- _Your instructions_
Exactly repeat the material, dropping only the pictures.

- _Provided entries_
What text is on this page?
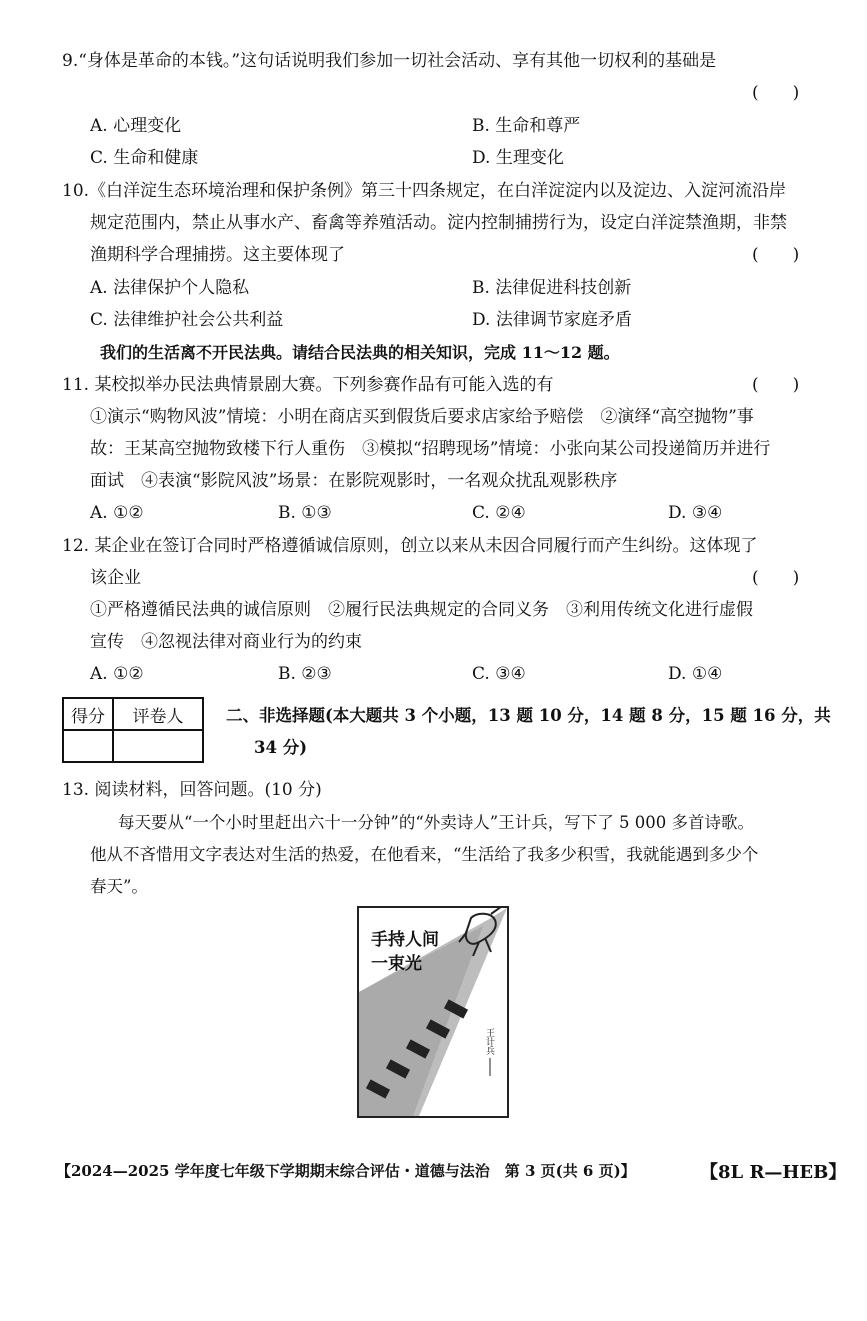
9.“身体是革命的本钱。”这句话说明我们参加一切社会活动、享有其他一切权利的基础是
(　　)
A. 心理变化	B. 生命和尊严
C. 生命和健康	D. 生理变化
10.《白洋淀生态环境治理和保护条例》第三十四条规定，在白洋淀淀内以及淀边、入淀河流沿岸
规定范围内，禁止从事水产、畜禽等养殖活动。淀内控制捕捞行为，设定白洋淀禁渔期，非禁
渔期科学合理捕捞。这主要体现了	(　　)
A. 法律保护个人隐私	B. 法律促进科技创新
C. 法律维护社会公共利益	D. 法律调节家庭矛盾
我们的生活离不开民法典。请结合民法典的相关知识，完成 11～12 题。
11. 某校拟举办民法典情景剧大赛。下列参赛作品有可能入选的有	(　　)
①演示“购物风波”情境：小明在商店买到假货后要求店家给予赔偿　②演绎“高空抛物”事
故：王某高空抛物致楼下行人重伤　③模拟“招聘现场”情境：小张向某公司投递简历并进行
面试　④表演“影院风波”场景：在影院观影时，一名观众扰乱观影秩序
A. ①②	B. ①③	C. ②④	D. ③④
12. 某企业在签订合同时严格遵循诚信原则，创立以来从未因合同履行而产生纠纷。这体现了
该企业	(　　)
①严格遵循民法典的诚信原则　②履行民法典规定的合同义务　③利用传统文化进行虚假
宣传　④忽视法律对商业行为的约束
A. ①②	B. ②③	C. ③④	D. ①④
得分	评卷人
		二、非选择题(本大题共 3 个小题，13 题 10 分，14 题 8 分，15 题 16 分，共
34 分)
13. 阅读材料，回答问题。(10 分)
每天要从“一个小时里赶出六十一分钟”的“外卖诗人”王计兵，写下了 5 000 多首诗歌。
他从不吝惜用文字表达对生活的热爱，在他看来，“生活给了我多少积雪，我就能遇到多少个
春天”。
手持人间
一束光
王计兵
【2024—2025 学年度七年级下学期期末综合评估・道德与法治　第 3 页(共 6 页)】	【8L R—HEB】
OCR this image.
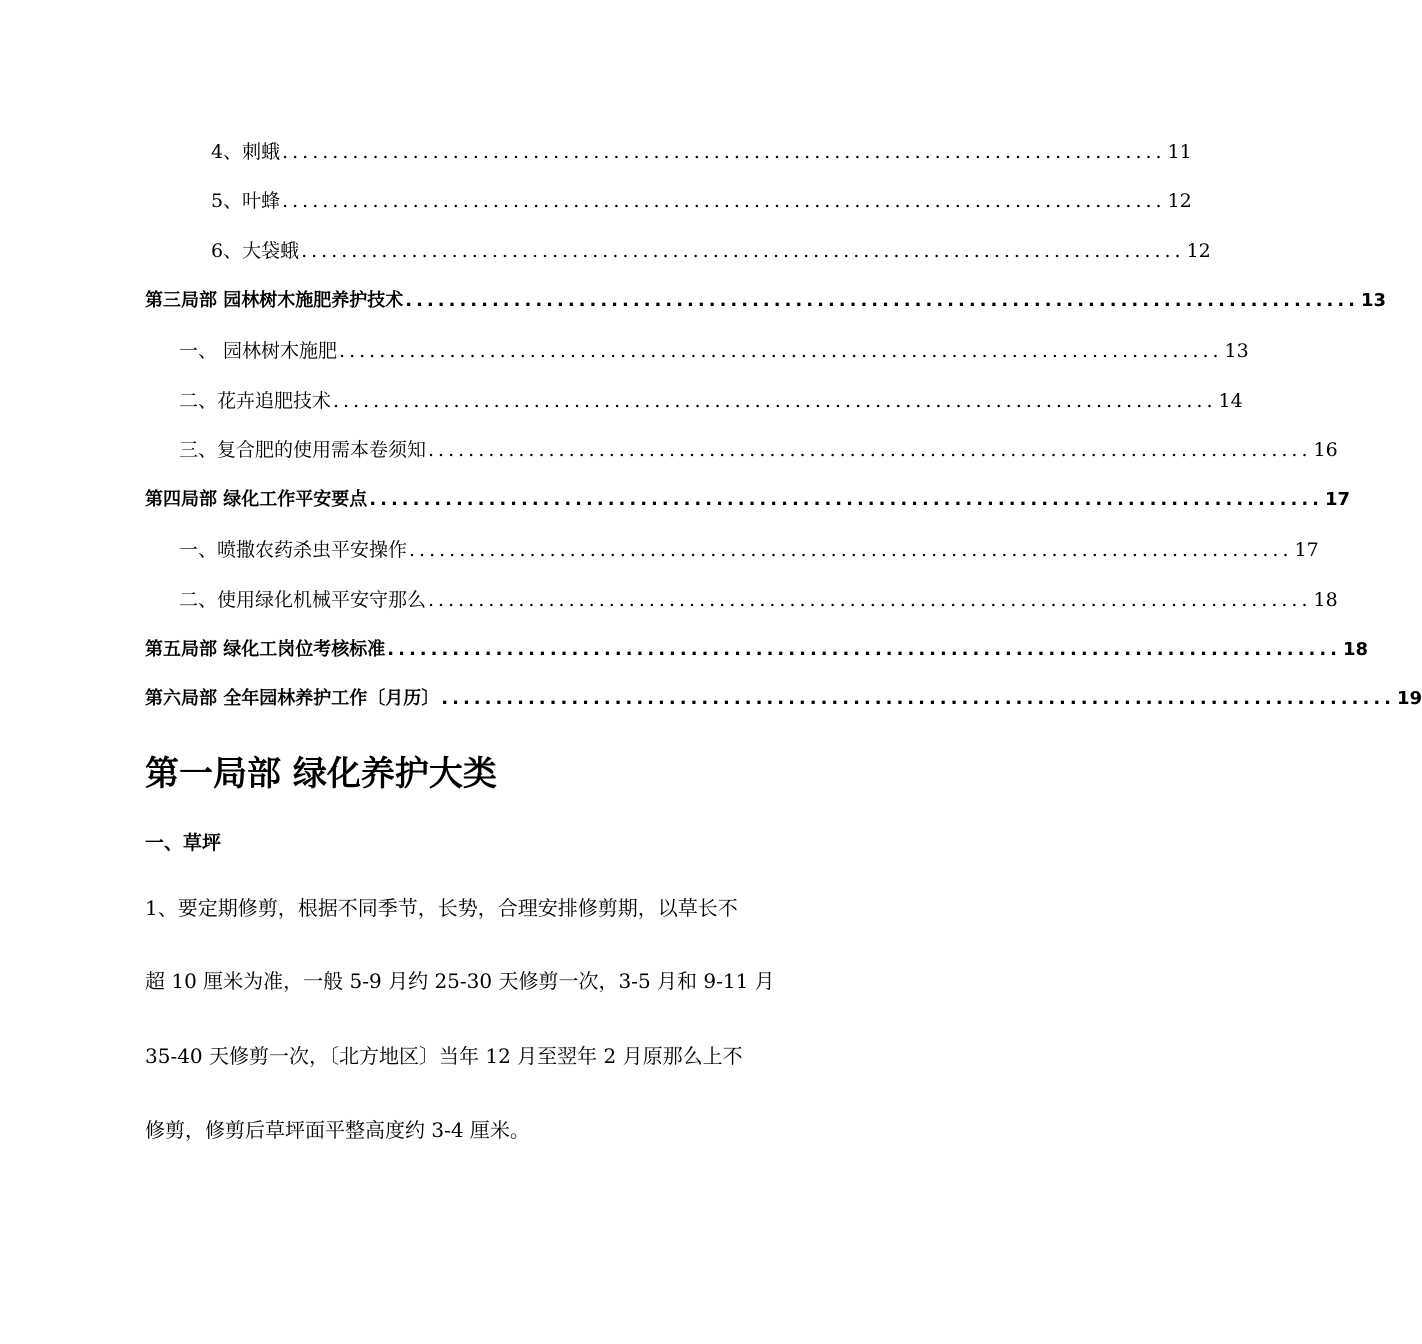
4、刺蛾 ........................................................................................ 11
5、叶蜂 ........................................................................................ 12
6、大袋蛾 ........................................................................................ 12
第三局部 园林树木施肥养护技术 ........................................................................................ 13
一、 园林树木施肥 ........................................................................................ 13
二、花卉追肥技术 ........................................................................................ 14
三、复合肥的使用需本卷须知 ........................................................................................ 16
第四局部 绿化工作平安要点 ........................................................................................ 17
一、喷撒农药杀虫平安操作 ........................................................................................ 17
二、使用绿化机械平安守那么 ........................................................................................ 18
第五局部 绿化工岗位考核标准 ........................................................................................ 18
第六局部 全年园林养护工作〔月历〕 ........................................................................................ 19
第一局部 绿化养护大类
一、草坪
1、要定期修剪，根据不同季节，长势，合理安排修剪期，以草长不
超 10 厘米为准，一般 5-9 月约 25-30 天修剪一次，3-5 月和 9-11 月
35-40 天修剪一次，〔北方地区〕当年 12 月至翌年 2 月原那么上不
修剪，修剪后草坪面平整高度约 3-4 厘米。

- _Result below_
What text is on this page?
9.“身体是革命的本钱。”这句话说明我们参加一切社会活动、享有其他一切权利的基础是
(　　)
A. 心理变化	B. 生命和尊严
C. 生命和健康	D. 生理变化
10.《白洋淀生态环境治理和保护条例》第三十四条规定，在白洋淀淀内以及淀边、入淀河流沿岸
规定范围内，禁止从事水产、畜禽等养殖活动。淀内控制捕捞行为，设定白洋淀禁渔期，非禁
渔期科学合理捕捞。这主要体现了	(　　)
A. 法律保护个人隐私	B. 法律促进科技创新
C. 法律维护社会公共利益	D. 法律调节家庭矛盾
我们的生活离不开民法典。请结合民法典的相关知识，完成 11～12 题。
11. 某校拟举办民法典情景剧大赛。下列参赛作品有可能入选的有	(　　)
①演示“购物风波”情境：小明在商店买到假货后要求店家给予赔偿　②演绎“高空抛物”事
故：王某高空抛物致楼下行人重伤　③模拟“招聘现场”情境：小张向某公司投递简历并进行
面试　④表演“影院风波”场景：在影院观影时，一名观众扰乱观影秩序
A. ①②	B. ①③	C. ②④	D. ③④
12. 某企业在签订合同时严格遵循诚信原则，创立以来从未因合同履行而产生纠纷。这体现了
该企业	(　　)
①严格遵循民法典的诚信原则　②履行民法典规定的合同义务　③利用传统文化进行虚假
宣传　④忽视法律对商业行为的约束
A. ①②	B. ②③	C. ③④	D. ①④
得分	评卷人
		二、非选择题(本大题共 3 个小题，13 题 10 分，14 题 8 分，15 题 16 分，共
34 分)
13. 阅读材料，回答问题。(10 分)
每天要从“一个小时里赶出六十一分钟”的“外卖诗人”王计兵，写下了 5 000 多首诗歌。
他从不吝惜用文字表达对生活的热爱，在他看来，“生活给了我多少积雪，我就能遇到多少个
春天”。
手持人间
一束光
王计兵
【2024—2025 学年度七年级下学期期末综合评估・道德与法治　第 3 页(共 6 页)】	【8L R—HEB】
OCR this image.
4、刺蛾 ........................................................................................ 11
5、叶蜂 ........................................................................................ 12
6、大袋蛾 ........................................................................................ 12
第三局部 园林树木施肥养护技术 ........................................................................................ 13
一、 园林树木施肥 ........................................................................................ 13
二、花卉追肥技术 ........................................................................................ 14
三、复合肥的使用需本卷须知 ........................................................................................ 16
第四局部 绿化工作平安要点 ........................................................................................ 17
一、喷撒农药杀虫平安操作 ........................................................................................ 17
二、使用绿化机械平安守那么 ........................................................................................ 18
第五局部 绿化工岗位考核标准 ........................................................................................ 18
第六局部 全年园林养护工作〔月历〕 ........................................................................................ 19
第一局部 绿化养护大类
一、草坪
1、要定期修剪，根据不同季节，长势，合理安排修剪期，以草长不
超 10 厘米为准，一般 5-9 月约 25-30 天修剪一次，3-5 月和 9-11 月
35-40 天修剪一次，〔北方地区〕当年 12 月至翌年 2 月原那么上不
修剪，修剪后草坪面平整高度约 3-4 厘米。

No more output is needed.